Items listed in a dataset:
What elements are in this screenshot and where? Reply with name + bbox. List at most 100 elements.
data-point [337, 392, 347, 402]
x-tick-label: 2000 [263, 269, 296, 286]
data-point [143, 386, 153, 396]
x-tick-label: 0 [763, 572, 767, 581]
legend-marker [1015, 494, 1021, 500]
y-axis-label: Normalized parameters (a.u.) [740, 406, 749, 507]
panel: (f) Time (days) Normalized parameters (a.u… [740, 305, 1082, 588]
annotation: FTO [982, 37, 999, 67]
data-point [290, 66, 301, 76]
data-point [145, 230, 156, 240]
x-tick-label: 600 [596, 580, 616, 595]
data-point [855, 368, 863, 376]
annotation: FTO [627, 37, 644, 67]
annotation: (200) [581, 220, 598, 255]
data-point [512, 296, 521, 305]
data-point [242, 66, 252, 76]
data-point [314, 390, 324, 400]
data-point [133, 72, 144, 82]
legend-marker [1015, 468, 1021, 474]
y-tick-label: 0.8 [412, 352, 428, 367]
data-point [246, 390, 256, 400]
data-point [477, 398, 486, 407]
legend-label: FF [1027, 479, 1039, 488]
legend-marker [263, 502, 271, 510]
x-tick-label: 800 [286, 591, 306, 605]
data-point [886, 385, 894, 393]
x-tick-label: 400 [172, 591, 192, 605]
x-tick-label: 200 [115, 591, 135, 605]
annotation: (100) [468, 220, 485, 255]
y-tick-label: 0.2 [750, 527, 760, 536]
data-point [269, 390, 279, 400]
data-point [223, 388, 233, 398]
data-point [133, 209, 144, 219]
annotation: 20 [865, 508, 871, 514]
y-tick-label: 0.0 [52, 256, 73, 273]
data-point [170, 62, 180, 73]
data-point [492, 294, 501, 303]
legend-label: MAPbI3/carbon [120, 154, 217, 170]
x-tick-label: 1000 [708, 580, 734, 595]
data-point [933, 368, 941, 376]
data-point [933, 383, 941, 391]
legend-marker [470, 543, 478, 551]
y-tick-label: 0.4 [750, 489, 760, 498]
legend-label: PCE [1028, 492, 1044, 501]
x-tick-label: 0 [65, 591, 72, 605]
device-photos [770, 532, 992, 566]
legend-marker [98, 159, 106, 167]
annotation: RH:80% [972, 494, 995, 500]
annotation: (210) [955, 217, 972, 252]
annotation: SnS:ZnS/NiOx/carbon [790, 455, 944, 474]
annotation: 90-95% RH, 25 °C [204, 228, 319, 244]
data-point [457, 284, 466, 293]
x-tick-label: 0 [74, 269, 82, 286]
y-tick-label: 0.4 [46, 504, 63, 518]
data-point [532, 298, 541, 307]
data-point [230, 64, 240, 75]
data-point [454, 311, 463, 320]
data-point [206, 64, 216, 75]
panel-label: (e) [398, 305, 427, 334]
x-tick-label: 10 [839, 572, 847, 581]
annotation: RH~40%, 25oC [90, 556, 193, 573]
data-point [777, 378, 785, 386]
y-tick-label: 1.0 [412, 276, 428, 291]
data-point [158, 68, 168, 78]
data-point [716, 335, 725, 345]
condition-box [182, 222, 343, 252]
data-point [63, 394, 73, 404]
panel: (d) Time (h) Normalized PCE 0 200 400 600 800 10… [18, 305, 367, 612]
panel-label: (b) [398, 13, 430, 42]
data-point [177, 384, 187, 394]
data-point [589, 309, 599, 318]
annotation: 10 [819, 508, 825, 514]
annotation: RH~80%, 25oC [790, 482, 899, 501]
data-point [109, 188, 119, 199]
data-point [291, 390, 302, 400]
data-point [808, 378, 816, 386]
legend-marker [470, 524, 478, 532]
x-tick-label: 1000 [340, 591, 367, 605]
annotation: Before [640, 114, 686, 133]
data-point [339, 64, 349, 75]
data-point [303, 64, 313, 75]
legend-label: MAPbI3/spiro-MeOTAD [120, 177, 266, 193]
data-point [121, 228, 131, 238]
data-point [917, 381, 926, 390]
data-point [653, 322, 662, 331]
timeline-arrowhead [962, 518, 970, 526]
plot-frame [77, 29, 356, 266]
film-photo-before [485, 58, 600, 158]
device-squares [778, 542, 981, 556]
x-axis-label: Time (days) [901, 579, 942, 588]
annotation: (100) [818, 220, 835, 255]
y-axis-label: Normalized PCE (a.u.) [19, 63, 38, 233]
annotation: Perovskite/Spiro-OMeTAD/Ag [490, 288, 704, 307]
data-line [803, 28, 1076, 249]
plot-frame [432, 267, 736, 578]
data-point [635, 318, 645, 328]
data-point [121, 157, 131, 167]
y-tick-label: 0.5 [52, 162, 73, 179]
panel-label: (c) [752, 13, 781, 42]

→ **Problem statement**:
Print every line of the records above, keeping each one the same as it appears.

→ **Written solution**:
What elements are in this screenshot and where? Reply with name + bbox. List at most 100 elements.
data-point [337, 392, 347, 402]
x-tick-label: 2000 [263, 269, 296, 286]
data-point [143, 386, 153, 396]
x-tick-label: 0 [763, 572, 767, 581]
legend-marker [1015, 494, 1021, 500]
y-axis-label: Normalized parameters (a.u.) [740, 406, 749, 507]
panel: (f) Time (days) Normalized parameters (a.u… [740, 305, 1082, 588]
annotation: FTO [982, 37, 999, 67]
data-point [290, 66, 301, 76]
data-point [145, 230, 156, 240]
x-tick-label: 600 [596, 580, 616, 595]
data-point [855, 368, 863, 376]
annotation: FTO [627, 37, 644, 67]
annotation: (200) [581, 220, 598, 255]
data-point [512, 296, 521, 305]
data-point [242, 66, 252, 76]
data-point [314, 390, 324, 400]
data-point [133, 72, 144, 82]
legend-marker [1015, 468, 1021, 474]
y-tick-label: 0.8 [412, 352, 428, 367]
data-point [246, 390, 256, 400]
data-point [477, 398, 486, 407]
legend-label: FF [1027, 479, 1039, 488]
legend-marker [263, 502, 271, 510]
x-tick-label: 800 [286, 591, 306, 605]
data-point [886, 385, 894, 393]
x-tick-label: 400 [172, 591, 192, 605]
x-tick-label: 200 [115, 591, 135, 605]
annotation: (100) [468, 220, 485, 255]
y-tick-label: 0.2 [750, 527, 760, 536]
data-point [269, 390, 279, 400]
data-point [223, 388, 233, 398]
data-point [133, 209, 144, 219]
annotation: 20 [865, 508, 871, 514]
y-tick-label: 0.0 [52, 256, 73, 273]
data-point [170, 62, 180, 73]
data-point [492, 294, 501, 303]
legend-label: MAPbI3/carbon [120, 154, 217, 170]
x-tick-label: 1000 [708, 580, 734, 595]
data-point [933, 368, 941, 376]
data-point [933, 383, 941, 391]
legend-marker [470, 543, 478, 551]
y-tick-label: 0.4 [750, 489, 760, 498]
legend-label: PCE [1028, 492, 1044, 501]
x-tick-label: 0 [65, 591, 72, 605]
device-photos [770, 532, 992, 566]
legend-marker [98, 159, 106, 167]
annotation: RH:80% [972, 494, 995, 500]
annotation: (210) [955, 217, 972, 252]
annotation: SnS:ZnS/NiOx/carbon [790, 455, 944, 474]
annotation: 90-95% RH, 25 °C [204, 228, 319, 244]
data-point [457, 284, 466, 293]
x-tick-label: 0 [74, 269, 82, 286]
y-tick-label: 0.4 [46, 504, 63, 518]
data-point [532, 298, 541, 307]
data-point [230, 64, 240, 75]
data-point [454, 311, 463, 320]
data-point [206, 64, 216, 75]
panel-label: (e) [398, 305, 427, 334]
x-tick-label: 10 [839, 572, 847, 581]
annotation: RH~40%, 25oC [90, 556, 193, 573]
data-point [777, 378, 785, 386]
y-tick-label: 1.0 [412, 276, 428, 291]
data-point [158, 68, 168, 78]
data-point [716, 335, 725, 345]
condition-box [182, 222, 343, 252]
data-point [63, 394, 73, 404]
panel: (d) Time (h) Normalized PCE 0 200 400 600 800 10… [18, 305, 367, 612]
panel-label: (b) [398, 13, 430, 42]
data-point [177, 384, 187, 394]
data-point [589, 309, 599, 318]
annotation: 10 [819, 508, 825, 514]
annotation: RH~80%, 25oC [790, 482, 899, 501]
data-point [109, 188, 119, 199]
data-point [291, 390, 302, 400]
data-point [808, 378, 816, 386]
legend-marker [470, 524, 478, 532]
x-tick-label: 1000 [340, 591, 367, 605]
annotation: Before [640, 114, 686, 133]
data-point [339, 64, 349, 75]
data-point [303, 64, 313, 75]
legend-label: MAPbI3/spiro-MeOTAD [120, 177, 266, 193]
data-point [121, 228, 131, 238]
data-point [917, 381, 926, 390]
data-point [653, 322, 662, 331]
timeline-arrowhead [962, 518, 970, 526]
plot-frame [77, 29, 356, 266]
film-photo-before [485, 58, 600, 158]
device-squares [778, 542, 981, 556]
x-axis-label: Time (days) [901, 579, 942, 588]
annotation: (100) [818, 220, 835, 255]
y-axis-label: Normalized PCE (a.u.) [19, 63, 38, 233]
annotation: Perovskite/Spiro-OMeTAD/Ag [490, 288, 704, 307]
data-line [803, 28, 1076, 249]
plot-frame [432, 267, 736, 578]
data-point [635, 318, 645, 328]
data-point [121, 157, 131, 167]
y-tick-label: 0.5 [52, 162, 73, 179]
panel-label: (c) [752, 13, 781, 42]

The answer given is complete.